Set exercise: For the records that follow, return only the count of lines containing the string "marker".

** START OF Information given **

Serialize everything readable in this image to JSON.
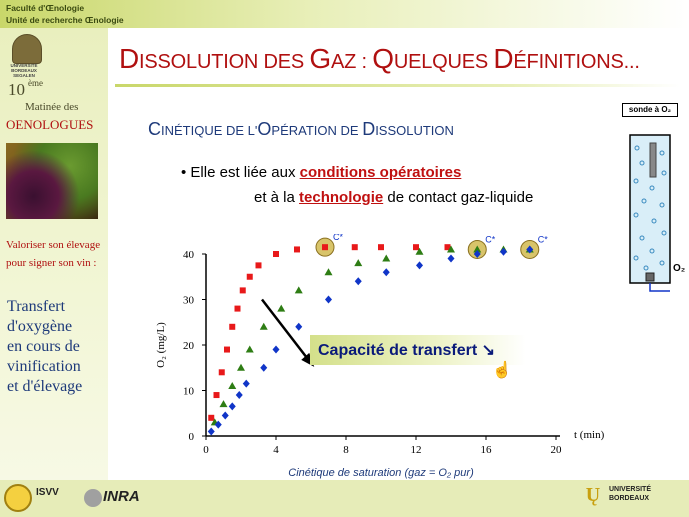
{
  "header": {
    "org_line1": "Faculté d'Œnologie",
    "org_line2": "Unité de recherche Œnologie"
  },
  "sidebar": {
    "univ_name": "UNIVERSITÉ BORDEAUX SEGALEN",
    "edition_number": "10",
    "edition_sup": "ème",
    "matinee": "Matinée des",
    "oenologues": "OENOLOGUES",
    "valoriser_line1": "Valoriser son élevage",
    "valoriser_line2": "pour signer son vin :",
    "transfert_lines": [
      "Transfert",
      "d'oxygène",
      "en cours de",
      "vinification",
      "et d'élevage"
    ]
  },
  "slide": {
    "title_parts": [
      "D",
      "ISSOLUTION DES ",
      "G",
      "AZ : ",
      "Q",
      "UELQUES ",
      "D",
      "ÉFINITIONS..."
    ],
    "subtitle_parts": [
      "C",
      "INÉTIQUE DE L'",
      "O",
      "PÉRATION DE ",
      "D",
      "ISSOLUTION"
    ],
    "bullet1_prefix": "• Elle est liée aux ",
    "bullet1_highlight": "conditions opératoires",
    "bullet2_prefix": "et à la ",
    "bullet2_highlight": "technologie",
    "bullet2_suffix": " de contact gaz-liquide",
    "capacity_label": "Capacité de transfert ↘"
  },
  "sonde_diagram": {
    "label": "sonde à O₂",
    "o2_label": "O₂"
  },
  "footer": {
    "isvv": "ISVV",
    "inra": "INRA",
    "univ_line1": "UNIVERSITÉ",
    "univ_line2": "BORDEAUX"
  },
  "colors": {
    "accent": "#b01010",
    "navy": "#1e3a7a",
    "olive": "#c9d76a"
  },
  "chart_data": {
    "type": "scatter",
    "xlabel": "t (min)",
    "ylabel": "O₂ (mg/L)",
    "caption": "Cinétique de saturation (gaz = O₂ pur)",
    "xlim": [
      0,
      20
    ],
    "ylim": [
      0,
      40
    ],
    "x_ticks": [
      0,
      4,
      8,
      12,
      16,
      20
    ],
    "y_ticks": [
      0,
      10,
      20,
      30,
      40
    ],
    "annotation_label": "C*",
    "series": [
      {
        "marker": "square",
        "color": "#e8191a",
        "x": [
          0.3,
          0.6,
          0.9,
          1.2,
          1.5,
          1.8,
          2.1,
          2.5,
          3,
          4,
          5.2,
          6.8,
          8.5,
          10,
          12,
          13.8
        ],
        "y": [
          4,
          9,
          14,
          19,
          24,
          28,
          32,
          35,
          37.5,
          40,
          41,
          41.5,
          41.5,
          41.5,
          41.5,
          41.5
        ]
      },
      {
        "marker": "triangle",
        "color": "#2e7d14",
        "x": [
          0.5,
          1,
          1.5,
          2,
          2.5,
          3.3,
          4.3,
          5.3,
          7,
          8.7,
          10.3,
          12.2,
          14,
          15.5,
          17,
          18.5
        ],
        "y": [
          3,
          7,
          11,
          15,
          19,
          24,
          28,
          32,
          36,
          38,
          39,
          40.5,
          41,
          41,
          41,
          41
        ]
      },
      {
        "marker": "diamond",
        "color": "#1035c8",
        "x": [
          0.3,
          0.7,
          1.1,
          1.5,
          1.9,
          2.3,
          3.3,
          4,
          5.3,
          7,
          8.7,
          10.3,
          12.2,
          14,
          15.5,
          17,
          18.5
        ],
        "y": [
          1,
          2.5,
          4.5,
          6.5,
          9,
          11.5,
          15,
          19,
          24,
          30,
          34,
          36,
          37.5,
          39,
          40,
          40.5,
          41
        ]
      }
    ]
  }
}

** END OF Information given **

Exercise response: 3